## Begin

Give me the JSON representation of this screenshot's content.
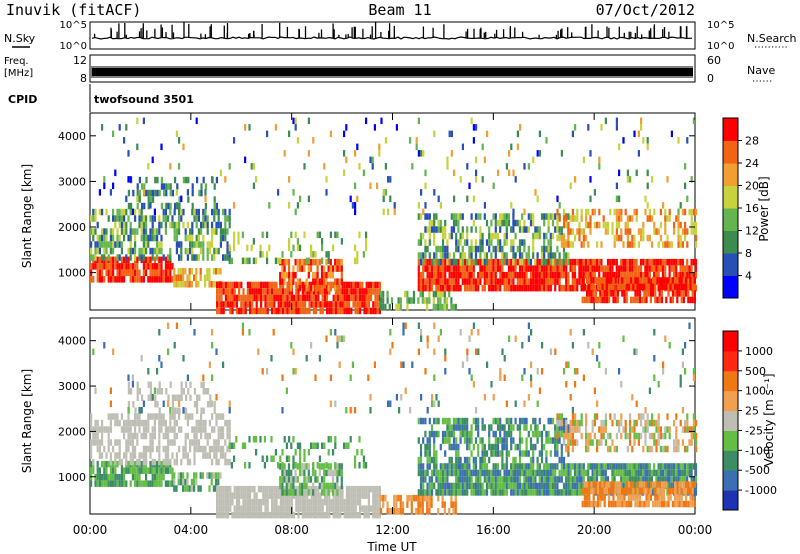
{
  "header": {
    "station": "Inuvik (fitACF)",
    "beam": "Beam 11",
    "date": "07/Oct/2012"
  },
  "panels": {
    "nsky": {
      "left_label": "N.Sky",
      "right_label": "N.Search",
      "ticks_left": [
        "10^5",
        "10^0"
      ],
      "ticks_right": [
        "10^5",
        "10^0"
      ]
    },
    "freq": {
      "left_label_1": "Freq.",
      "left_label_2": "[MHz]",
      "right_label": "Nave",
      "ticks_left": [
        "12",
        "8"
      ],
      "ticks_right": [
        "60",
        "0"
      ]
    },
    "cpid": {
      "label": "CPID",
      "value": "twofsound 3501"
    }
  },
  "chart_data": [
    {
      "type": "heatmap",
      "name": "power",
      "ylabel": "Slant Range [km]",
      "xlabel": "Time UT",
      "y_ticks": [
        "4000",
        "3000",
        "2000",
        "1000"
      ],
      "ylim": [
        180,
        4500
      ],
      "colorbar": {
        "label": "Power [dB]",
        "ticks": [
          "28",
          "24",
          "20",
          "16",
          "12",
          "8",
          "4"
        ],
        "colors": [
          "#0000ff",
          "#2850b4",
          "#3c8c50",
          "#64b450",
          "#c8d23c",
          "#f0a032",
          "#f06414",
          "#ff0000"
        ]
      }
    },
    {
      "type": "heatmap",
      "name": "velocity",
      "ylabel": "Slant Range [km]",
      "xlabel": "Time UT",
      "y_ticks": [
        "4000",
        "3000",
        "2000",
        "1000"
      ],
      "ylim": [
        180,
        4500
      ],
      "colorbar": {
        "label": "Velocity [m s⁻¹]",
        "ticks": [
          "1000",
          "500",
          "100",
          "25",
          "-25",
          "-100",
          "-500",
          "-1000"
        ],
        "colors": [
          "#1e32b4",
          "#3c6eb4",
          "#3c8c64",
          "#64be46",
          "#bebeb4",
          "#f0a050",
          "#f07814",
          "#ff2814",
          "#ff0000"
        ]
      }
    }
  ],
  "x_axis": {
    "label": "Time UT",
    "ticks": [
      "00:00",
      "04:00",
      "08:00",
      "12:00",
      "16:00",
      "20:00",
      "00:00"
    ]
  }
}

## End
## Begin

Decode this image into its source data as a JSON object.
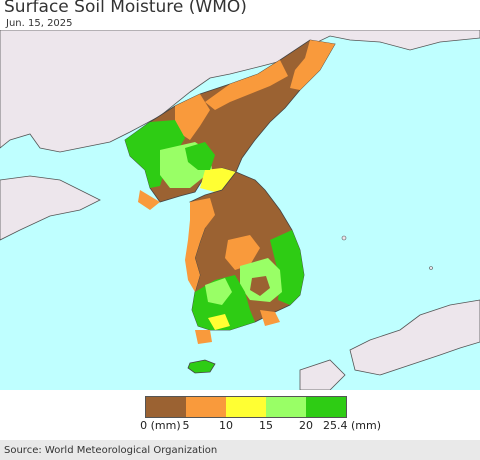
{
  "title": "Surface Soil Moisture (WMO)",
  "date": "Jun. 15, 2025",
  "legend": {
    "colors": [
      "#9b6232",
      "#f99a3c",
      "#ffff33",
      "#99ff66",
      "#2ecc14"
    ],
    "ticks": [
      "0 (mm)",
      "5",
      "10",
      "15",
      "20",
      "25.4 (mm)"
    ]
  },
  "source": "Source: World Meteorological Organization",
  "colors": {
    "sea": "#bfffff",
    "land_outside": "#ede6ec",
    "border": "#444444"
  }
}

## End

▸ TASK OBJECTIVE:
In the records above, find each line holding "this" and copy it.

▸ WRITTEN SOLUTION:
Give me the JSON representation of this screenshot's content.
Decode this image into its source data as a JSON object.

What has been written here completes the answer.